Gather every line in the records below that contains the word "Kroupa".

[Dataset listings of figures]
★ ★ ★ ★ ★
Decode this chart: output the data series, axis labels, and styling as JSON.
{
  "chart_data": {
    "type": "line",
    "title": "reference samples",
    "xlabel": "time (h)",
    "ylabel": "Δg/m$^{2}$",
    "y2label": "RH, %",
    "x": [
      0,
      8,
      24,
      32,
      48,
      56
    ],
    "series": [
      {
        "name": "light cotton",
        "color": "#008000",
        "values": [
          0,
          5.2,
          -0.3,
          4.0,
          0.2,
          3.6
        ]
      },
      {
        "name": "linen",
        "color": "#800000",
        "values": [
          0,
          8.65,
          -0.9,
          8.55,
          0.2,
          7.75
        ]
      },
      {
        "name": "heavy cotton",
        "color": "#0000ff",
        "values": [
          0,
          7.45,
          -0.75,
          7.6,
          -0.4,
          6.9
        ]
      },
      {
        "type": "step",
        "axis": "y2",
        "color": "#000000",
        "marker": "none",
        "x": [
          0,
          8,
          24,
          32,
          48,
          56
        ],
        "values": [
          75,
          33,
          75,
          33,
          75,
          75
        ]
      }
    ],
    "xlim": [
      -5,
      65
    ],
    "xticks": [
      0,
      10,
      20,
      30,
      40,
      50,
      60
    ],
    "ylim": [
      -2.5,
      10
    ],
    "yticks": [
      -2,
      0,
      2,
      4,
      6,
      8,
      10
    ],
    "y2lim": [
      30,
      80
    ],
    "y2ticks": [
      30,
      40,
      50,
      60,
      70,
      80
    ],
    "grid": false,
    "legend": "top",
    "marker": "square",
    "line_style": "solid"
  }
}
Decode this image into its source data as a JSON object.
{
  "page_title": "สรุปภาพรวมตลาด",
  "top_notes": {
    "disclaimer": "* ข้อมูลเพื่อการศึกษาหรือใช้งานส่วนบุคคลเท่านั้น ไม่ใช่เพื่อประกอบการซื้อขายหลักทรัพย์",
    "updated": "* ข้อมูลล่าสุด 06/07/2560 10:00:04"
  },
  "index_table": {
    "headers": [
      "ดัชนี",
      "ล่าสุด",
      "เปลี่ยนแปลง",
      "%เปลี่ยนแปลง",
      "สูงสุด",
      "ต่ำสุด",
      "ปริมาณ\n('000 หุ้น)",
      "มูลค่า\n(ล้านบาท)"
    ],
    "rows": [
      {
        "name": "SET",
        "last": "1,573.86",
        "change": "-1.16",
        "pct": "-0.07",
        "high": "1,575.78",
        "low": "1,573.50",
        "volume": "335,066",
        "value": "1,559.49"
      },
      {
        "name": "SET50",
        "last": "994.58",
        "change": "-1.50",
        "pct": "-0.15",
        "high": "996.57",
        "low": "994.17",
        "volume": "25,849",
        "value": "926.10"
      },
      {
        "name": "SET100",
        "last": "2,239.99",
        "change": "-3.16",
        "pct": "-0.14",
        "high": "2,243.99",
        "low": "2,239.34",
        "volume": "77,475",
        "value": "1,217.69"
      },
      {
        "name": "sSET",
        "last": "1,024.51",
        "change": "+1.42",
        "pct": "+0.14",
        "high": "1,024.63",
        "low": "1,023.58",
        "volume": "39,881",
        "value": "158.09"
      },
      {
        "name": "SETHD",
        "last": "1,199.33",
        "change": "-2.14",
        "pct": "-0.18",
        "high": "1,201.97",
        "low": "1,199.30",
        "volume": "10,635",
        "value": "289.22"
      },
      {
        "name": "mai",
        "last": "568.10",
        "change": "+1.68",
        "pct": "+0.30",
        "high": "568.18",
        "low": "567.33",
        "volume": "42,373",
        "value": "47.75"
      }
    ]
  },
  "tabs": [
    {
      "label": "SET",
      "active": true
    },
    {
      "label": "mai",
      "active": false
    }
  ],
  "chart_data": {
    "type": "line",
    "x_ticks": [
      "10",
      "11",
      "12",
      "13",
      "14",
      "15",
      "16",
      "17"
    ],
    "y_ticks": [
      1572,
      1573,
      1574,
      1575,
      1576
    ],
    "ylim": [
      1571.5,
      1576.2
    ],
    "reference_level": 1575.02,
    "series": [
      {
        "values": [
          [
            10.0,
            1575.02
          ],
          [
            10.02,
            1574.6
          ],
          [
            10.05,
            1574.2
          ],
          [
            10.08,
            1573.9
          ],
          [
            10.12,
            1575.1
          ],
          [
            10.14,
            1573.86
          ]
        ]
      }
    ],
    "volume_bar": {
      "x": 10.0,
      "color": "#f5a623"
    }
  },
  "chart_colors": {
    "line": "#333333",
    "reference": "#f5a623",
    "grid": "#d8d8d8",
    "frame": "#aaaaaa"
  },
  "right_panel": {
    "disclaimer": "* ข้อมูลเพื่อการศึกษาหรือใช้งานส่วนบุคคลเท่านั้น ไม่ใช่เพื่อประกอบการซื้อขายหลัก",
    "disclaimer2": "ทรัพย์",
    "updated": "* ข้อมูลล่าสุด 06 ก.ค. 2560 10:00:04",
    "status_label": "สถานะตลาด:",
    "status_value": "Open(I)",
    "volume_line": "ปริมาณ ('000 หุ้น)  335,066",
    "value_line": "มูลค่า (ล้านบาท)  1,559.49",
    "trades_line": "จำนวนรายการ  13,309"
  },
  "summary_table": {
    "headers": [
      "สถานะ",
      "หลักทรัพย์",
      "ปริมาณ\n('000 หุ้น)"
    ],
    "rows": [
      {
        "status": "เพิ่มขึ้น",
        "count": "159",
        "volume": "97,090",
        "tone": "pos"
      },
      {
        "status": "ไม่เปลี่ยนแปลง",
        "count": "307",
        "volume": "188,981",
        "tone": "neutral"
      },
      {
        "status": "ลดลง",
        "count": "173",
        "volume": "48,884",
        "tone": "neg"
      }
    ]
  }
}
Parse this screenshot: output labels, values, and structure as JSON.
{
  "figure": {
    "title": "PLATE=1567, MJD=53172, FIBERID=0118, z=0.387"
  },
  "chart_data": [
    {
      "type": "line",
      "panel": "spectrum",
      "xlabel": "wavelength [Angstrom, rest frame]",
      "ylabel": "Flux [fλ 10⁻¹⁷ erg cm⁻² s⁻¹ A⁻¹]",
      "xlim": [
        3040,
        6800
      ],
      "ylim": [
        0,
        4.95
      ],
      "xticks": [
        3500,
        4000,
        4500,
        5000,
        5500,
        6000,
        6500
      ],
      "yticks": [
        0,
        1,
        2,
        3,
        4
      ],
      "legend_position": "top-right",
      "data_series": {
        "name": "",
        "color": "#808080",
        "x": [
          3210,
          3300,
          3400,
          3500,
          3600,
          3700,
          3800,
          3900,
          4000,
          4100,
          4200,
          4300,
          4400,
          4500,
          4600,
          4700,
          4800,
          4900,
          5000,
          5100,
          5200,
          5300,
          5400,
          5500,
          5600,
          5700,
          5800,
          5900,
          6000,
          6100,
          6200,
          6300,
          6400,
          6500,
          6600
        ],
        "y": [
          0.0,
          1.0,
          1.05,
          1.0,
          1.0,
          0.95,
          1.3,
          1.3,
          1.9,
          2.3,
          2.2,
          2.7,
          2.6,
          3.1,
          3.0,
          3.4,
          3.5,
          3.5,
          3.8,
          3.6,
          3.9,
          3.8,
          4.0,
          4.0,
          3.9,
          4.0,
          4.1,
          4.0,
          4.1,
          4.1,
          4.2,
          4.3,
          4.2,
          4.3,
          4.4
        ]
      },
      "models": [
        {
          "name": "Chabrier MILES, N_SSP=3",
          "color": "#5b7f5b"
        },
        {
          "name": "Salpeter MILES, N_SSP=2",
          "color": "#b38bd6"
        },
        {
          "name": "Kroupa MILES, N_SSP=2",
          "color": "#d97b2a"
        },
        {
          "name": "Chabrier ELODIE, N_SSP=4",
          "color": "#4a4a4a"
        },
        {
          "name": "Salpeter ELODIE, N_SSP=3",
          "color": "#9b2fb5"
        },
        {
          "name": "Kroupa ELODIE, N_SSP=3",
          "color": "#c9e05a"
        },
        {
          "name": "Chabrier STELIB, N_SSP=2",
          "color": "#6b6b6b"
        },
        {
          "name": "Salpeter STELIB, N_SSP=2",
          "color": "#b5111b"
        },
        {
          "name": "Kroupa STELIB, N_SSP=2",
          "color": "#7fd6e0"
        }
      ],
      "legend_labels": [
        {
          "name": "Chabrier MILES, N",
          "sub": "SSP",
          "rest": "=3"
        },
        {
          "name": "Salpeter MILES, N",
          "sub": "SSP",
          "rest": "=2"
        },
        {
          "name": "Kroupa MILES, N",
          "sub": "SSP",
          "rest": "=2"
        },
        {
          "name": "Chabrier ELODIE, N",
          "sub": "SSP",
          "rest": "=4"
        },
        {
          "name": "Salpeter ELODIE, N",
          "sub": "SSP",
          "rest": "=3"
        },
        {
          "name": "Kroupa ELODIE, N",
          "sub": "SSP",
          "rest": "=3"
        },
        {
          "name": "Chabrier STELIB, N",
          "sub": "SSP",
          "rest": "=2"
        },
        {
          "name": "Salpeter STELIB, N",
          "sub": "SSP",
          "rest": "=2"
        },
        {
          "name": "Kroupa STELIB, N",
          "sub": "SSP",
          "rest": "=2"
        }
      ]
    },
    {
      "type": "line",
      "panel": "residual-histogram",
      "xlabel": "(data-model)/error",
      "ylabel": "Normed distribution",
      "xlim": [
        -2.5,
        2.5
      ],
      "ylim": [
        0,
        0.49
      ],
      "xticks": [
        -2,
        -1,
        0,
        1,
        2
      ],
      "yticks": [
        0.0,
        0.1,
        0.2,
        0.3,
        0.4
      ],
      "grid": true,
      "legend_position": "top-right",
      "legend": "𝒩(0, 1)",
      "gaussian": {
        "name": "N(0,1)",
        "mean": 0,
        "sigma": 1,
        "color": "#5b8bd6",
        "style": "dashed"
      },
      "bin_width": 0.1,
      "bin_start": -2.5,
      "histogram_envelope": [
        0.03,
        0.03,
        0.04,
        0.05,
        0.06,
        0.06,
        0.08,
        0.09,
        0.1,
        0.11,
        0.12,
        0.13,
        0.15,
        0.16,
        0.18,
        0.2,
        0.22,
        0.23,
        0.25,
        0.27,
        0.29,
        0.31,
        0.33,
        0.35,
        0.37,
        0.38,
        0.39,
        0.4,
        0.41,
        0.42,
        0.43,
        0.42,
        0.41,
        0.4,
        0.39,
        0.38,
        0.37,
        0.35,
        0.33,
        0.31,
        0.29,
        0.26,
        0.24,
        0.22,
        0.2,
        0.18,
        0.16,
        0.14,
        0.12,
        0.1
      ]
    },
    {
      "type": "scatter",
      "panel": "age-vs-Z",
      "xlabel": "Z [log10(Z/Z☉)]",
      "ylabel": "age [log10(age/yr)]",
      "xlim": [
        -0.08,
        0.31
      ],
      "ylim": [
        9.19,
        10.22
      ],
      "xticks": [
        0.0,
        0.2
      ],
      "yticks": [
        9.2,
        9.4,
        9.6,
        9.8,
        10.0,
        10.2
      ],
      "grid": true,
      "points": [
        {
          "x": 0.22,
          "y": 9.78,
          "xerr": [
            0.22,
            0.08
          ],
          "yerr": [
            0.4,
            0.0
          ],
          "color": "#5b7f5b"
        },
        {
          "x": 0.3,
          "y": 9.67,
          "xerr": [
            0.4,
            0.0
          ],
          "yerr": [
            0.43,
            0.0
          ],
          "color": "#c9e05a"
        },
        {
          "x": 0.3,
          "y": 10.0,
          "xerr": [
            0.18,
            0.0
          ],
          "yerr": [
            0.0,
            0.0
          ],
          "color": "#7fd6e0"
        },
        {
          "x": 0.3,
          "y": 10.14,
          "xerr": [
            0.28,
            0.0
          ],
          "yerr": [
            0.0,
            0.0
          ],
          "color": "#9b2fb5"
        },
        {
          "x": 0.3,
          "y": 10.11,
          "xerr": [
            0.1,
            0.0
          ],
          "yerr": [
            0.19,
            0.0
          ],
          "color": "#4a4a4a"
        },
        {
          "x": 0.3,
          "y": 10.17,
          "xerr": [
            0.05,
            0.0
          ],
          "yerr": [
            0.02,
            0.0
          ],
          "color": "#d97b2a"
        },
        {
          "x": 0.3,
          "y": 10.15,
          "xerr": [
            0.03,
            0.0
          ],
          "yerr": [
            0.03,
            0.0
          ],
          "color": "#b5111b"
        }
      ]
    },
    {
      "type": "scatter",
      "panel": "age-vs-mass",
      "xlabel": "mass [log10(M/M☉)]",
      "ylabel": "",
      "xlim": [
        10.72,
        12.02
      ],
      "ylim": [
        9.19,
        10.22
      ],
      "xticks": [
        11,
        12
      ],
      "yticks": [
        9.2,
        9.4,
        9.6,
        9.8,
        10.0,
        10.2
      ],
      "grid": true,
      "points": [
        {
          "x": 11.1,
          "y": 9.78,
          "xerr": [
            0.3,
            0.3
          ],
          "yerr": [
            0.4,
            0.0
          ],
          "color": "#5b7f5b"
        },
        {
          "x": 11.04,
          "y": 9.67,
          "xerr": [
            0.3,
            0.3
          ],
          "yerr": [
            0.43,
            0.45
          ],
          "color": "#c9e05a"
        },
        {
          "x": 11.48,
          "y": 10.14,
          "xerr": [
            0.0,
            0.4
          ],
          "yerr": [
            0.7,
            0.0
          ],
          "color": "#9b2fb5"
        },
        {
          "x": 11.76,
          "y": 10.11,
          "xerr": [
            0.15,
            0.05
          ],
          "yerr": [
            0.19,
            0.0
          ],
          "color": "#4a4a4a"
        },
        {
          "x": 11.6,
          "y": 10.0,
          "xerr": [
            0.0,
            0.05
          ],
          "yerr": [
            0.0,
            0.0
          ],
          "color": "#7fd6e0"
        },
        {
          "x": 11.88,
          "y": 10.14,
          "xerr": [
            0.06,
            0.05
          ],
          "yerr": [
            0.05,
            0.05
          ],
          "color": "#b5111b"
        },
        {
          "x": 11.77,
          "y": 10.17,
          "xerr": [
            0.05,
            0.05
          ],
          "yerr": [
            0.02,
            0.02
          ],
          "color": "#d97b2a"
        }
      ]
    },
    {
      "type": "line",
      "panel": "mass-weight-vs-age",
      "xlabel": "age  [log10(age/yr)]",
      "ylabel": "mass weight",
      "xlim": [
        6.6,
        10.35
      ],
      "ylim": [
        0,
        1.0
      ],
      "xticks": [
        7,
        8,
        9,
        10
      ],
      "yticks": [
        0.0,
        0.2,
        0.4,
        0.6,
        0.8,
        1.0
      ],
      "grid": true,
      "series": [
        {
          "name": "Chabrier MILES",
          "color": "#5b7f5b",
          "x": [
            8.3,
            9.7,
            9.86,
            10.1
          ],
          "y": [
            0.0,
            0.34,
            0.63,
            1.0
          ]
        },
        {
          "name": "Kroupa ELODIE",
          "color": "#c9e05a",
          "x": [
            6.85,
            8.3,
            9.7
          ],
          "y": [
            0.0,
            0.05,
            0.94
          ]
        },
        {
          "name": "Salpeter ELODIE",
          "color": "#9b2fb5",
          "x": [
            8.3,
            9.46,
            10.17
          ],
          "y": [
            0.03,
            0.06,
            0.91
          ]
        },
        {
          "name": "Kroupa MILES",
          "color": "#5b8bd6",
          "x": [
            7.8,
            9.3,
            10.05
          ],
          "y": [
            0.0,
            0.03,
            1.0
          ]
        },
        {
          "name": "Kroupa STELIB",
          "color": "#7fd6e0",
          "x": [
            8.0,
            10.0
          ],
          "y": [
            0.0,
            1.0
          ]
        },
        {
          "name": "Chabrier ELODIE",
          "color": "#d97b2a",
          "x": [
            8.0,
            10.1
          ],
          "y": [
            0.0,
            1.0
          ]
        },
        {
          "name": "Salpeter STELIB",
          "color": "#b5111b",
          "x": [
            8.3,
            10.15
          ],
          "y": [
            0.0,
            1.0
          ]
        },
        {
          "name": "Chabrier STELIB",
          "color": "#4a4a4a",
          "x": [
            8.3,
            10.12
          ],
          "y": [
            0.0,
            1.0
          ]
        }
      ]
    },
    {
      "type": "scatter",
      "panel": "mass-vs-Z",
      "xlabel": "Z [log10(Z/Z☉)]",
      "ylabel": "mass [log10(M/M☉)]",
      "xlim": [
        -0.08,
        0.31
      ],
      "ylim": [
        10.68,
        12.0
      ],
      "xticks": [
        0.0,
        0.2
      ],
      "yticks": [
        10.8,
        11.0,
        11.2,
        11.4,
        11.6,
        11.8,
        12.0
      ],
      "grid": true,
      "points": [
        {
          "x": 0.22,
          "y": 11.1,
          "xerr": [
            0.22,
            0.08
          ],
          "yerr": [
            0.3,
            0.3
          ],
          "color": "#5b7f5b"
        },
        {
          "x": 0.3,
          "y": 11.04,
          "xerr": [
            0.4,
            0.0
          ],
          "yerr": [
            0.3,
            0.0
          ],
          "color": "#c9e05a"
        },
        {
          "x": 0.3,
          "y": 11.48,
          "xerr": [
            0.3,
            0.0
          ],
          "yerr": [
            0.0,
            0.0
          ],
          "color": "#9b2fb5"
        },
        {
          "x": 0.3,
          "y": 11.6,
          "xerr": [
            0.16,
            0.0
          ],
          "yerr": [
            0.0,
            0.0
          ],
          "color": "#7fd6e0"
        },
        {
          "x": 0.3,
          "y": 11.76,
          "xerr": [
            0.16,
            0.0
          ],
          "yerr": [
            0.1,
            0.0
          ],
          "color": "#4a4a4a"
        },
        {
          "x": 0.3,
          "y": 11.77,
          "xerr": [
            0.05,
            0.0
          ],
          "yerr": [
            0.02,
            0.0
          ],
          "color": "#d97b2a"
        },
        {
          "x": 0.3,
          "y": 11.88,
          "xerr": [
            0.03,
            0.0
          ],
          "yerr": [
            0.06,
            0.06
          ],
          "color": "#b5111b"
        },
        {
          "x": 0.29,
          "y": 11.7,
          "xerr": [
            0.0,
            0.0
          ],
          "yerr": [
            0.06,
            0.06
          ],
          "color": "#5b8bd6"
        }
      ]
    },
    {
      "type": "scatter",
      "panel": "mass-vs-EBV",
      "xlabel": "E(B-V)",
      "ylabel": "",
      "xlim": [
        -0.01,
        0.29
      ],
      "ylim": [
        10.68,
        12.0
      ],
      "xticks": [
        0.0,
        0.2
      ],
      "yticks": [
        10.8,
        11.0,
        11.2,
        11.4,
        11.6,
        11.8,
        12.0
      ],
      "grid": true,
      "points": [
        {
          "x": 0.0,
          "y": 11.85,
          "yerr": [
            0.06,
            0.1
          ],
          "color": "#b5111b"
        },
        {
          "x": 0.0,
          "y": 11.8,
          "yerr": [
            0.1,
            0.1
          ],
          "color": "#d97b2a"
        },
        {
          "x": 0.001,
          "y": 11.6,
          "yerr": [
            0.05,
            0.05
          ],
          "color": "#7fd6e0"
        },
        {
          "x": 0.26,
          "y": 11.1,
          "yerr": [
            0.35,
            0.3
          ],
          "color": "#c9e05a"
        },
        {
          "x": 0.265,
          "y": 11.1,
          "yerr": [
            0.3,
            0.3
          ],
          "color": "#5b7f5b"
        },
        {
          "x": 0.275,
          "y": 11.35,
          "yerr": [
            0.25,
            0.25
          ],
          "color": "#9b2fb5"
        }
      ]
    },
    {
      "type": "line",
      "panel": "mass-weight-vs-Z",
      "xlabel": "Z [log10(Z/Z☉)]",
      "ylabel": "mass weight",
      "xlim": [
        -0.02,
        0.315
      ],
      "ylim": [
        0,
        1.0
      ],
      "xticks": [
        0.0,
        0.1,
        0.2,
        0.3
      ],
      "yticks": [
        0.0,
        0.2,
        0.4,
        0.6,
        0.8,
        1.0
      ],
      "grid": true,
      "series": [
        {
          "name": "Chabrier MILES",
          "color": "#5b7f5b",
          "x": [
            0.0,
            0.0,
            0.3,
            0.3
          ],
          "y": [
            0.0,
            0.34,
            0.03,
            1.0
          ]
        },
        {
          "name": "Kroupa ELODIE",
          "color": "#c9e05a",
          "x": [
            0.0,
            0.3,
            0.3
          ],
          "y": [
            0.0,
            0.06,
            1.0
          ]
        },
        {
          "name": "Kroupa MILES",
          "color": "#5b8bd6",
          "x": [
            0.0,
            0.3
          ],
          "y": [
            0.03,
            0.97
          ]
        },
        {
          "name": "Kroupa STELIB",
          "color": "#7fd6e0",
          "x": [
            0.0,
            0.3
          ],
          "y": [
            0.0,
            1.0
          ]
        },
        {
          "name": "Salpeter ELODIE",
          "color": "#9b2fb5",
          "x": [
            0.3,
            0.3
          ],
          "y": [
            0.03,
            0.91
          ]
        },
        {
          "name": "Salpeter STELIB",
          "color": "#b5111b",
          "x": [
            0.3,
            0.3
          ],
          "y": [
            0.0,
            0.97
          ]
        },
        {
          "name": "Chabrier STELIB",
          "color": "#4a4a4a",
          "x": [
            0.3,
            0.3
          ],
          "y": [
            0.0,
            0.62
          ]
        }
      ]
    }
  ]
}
★ ★ ★ ★ ★
**EXERCISE ANSWER**:
          "name": "Kroupa MILES, N_SSP=2",
          "name": "Kroupa ELODIE, N_SSP=3",
          "name": "Kroupa STELIB, N_SSP=2",
          "name": "Kroupa MILES, N",
          "name": "Kroupa ELODIE, N",
          "name": "Kroupa STELIB, N",
          "name": "Kroupa ELODIE",
          "name": "Kroupa MILES",
          "name": "Kroupa STELIB",
          "name": "Kroupa ELODIE",
          "name": "Kroupa MILES",
          "name": "Kroupa STELIB",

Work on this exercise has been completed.